__AIM OF THE EXERCISE__: Copy out each line that has "capitalisme" in it.
---------- DATA RECORDS
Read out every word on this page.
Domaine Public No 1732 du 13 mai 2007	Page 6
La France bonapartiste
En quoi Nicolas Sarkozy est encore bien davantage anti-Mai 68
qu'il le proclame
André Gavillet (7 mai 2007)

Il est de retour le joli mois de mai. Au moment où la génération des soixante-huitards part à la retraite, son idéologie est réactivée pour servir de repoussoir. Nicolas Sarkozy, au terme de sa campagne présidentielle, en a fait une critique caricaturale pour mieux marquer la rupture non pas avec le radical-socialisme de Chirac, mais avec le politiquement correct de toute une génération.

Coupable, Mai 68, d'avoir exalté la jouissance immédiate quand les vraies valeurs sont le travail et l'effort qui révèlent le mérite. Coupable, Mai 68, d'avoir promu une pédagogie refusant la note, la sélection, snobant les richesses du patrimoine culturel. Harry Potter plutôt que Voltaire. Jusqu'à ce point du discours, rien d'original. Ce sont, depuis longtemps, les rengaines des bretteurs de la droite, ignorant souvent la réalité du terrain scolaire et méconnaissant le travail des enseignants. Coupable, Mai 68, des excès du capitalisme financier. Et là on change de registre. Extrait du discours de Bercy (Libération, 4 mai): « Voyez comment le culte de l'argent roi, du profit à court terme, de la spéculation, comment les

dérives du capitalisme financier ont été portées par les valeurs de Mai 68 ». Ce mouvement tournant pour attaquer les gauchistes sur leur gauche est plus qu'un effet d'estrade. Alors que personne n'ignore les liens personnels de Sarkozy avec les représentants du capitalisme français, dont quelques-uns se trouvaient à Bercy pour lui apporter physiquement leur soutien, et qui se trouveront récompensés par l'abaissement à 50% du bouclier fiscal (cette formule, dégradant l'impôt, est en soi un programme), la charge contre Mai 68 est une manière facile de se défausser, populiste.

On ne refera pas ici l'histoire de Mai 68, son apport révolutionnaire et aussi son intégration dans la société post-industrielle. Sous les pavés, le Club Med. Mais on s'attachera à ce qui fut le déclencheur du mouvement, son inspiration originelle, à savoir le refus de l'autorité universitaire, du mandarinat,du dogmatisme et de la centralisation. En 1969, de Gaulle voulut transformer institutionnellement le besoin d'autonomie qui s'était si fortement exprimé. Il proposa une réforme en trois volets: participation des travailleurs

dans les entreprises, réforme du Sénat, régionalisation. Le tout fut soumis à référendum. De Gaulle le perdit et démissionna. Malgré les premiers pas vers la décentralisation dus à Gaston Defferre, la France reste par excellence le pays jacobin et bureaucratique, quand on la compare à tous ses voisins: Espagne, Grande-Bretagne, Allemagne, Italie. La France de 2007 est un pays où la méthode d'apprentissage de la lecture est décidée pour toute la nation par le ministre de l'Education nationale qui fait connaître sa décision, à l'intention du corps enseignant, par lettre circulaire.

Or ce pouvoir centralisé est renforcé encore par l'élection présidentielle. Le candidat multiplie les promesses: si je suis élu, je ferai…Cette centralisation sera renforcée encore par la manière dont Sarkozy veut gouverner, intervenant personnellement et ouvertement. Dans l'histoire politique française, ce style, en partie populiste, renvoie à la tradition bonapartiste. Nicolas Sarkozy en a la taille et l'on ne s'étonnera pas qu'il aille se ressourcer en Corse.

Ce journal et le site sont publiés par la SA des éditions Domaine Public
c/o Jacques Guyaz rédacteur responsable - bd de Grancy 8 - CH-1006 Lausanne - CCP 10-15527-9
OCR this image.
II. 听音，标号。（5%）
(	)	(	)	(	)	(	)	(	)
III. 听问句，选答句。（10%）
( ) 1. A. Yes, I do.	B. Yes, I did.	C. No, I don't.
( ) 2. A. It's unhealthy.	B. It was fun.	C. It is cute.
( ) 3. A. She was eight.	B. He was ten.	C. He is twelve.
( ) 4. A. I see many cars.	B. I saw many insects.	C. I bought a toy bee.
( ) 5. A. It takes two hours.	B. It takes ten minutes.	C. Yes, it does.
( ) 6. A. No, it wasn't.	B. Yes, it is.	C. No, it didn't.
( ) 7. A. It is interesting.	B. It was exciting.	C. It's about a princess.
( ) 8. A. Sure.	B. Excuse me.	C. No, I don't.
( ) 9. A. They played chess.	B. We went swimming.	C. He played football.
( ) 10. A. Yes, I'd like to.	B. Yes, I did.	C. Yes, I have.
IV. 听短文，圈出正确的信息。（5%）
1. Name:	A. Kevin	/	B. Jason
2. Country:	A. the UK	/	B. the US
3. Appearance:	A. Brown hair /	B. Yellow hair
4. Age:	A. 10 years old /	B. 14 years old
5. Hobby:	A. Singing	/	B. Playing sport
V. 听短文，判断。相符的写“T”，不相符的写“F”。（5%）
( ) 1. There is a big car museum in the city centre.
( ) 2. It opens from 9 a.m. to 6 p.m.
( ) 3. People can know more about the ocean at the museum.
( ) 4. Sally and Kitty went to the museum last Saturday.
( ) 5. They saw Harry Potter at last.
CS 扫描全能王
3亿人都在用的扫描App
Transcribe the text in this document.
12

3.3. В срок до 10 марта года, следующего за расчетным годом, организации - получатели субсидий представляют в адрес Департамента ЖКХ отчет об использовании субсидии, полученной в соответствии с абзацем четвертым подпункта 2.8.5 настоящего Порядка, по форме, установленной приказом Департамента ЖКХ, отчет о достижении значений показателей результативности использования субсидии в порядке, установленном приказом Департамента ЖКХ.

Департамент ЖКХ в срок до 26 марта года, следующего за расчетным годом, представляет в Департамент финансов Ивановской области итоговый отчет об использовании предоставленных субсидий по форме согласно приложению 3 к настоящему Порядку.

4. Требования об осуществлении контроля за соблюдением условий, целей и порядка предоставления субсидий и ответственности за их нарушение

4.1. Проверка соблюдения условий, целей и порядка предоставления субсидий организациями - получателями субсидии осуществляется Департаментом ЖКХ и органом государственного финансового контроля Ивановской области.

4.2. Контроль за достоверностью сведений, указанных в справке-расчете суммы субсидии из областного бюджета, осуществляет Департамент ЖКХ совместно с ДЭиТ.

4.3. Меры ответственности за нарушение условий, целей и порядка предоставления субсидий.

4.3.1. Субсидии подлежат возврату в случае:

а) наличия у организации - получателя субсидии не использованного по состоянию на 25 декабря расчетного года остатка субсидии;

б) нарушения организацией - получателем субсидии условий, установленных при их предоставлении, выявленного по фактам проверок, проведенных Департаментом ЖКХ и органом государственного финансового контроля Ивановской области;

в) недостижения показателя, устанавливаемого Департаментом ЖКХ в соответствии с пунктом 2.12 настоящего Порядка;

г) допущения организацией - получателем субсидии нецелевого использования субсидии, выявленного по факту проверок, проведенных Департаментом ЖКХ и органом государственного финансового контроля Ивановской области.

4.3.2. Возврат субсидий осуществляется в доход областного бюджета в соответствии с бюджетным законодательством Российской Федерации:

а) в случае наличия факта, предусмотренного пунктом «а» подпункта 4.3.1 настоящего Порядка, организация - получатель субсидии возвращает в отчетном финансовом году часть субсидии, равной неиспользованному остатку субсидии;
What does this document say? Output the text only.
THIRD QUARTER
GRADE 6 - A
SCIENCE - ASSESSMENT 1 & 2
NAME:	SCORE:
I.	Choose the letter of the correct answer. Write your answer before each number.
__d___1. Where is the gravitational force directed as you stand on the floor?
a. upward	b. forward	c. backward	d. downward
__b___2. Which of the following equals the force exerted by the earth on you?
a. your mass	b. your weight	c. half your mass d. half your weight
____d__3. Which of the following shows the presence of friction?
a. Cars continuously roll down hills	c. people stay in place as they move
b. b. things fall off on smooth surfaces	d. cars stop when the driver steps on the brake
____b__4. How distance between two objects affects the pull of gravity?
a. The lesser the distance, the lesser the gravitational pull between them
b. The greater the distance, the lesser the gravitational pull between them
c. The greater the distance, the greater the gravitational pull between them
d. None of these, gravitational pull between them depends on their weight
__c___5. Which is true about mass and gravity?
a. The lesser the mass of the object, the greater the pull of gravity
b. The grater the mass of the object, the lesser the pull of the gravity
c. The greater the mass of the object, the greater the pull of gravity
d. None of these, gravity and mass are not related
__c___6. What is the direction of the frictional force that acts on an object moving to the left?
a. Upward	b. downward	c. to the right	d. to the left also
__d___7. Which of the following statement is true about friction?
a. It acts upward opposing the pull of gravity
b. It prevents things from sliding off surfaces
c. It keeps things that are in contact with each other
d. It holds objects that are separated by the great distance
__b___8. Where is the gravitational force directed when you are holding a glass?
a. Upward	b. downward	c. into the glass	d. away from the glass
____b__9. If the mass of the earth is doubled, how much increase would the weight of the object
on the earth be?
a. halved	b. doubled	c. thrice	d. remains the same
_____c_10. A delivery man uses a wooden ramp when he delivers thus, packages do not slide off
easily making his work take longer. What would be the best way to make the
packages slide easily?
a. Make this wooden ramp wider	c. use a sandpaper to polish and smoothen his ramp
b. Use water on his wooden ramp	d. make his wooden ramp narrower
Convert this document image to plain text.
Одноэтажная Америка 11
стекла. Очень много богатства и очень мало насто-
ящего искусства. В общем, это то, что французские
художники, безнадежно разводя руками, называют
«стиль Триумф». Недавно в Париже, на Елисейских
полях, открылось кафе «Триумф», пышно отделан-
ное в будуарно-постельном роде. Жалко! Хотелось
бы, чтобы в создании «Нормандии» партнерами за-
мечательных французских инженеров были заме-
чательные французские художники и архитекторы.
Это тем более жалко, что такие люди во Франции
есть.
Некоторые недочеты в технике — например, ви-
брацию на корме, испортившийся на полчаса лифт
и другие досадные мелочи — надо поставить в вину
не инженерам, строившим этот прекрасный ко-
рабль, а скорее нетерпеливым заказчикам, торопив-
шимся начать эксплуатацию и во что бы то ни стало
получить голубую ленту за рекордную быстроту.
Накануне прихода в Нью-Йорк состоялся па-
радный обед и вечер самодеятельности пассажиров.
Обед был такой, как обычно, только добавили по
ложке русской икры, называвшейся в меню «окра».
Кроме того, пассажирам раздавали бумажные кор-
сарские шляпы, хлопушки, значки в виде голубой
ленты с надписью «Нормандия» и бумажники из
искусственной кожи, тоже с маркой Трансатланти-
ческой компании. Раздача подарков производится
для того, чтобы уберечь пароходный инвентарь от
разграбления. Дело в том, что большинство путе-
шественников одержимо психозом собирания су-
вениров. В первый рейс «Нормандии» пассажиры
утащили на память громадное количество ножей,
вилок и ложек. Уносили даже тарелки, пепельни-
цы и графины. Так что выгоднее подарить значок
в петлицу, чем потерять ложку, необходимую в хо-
--------------------
__TASK RESULT__:
Coupable, Mai 68, d'avoir exalté la jouissance immédiate quand les vraies valeurs sont le travail et l'effort qui révèlent le mérite. Coupable, Mai 68, d'avoir promu une pédagogie refusant la note, la sélection, snobant les richesses du patrimoine culturel. Harry Potter plutôt que Voltaire. Jusqu'à ce point du discours, rien d'original. Ce sont, depuis longtemps, les rengaines des bretteurs de la droite, ignorant souvent la réalité du terrain scolaire et méconnaissant le travail des enseignants. Coupable, Mai 68, des excès du capitalisme financier. Et là on change de registre. Extrait du discours de Bercy (Libération, 4 mai): « Voyez comment le culte de l'argent roi, du profit à court terme, de la spéculation, comment les
dérives du capitalisme financier ont été portées par les valeurs de Mai 68 ». Ce mouvement tournant pour attaquer les gauchistes sur leur gauche est plus qu'un effet d'estrade. Alors que personne n'ignore les liens personnels de Sarkozy avec les représentants du capitalisme français, dont quelques-uns se trouvaient à Bercy pour lui apporter physiquement leur soutien, et qui se trouveront récompensés par l'abaissement à 50% du bouclier fiscal (cette formule, dégradant l'impôt, est en soi un programme), la charge contre Mai 68 est une manière facile de se défausser, populiste.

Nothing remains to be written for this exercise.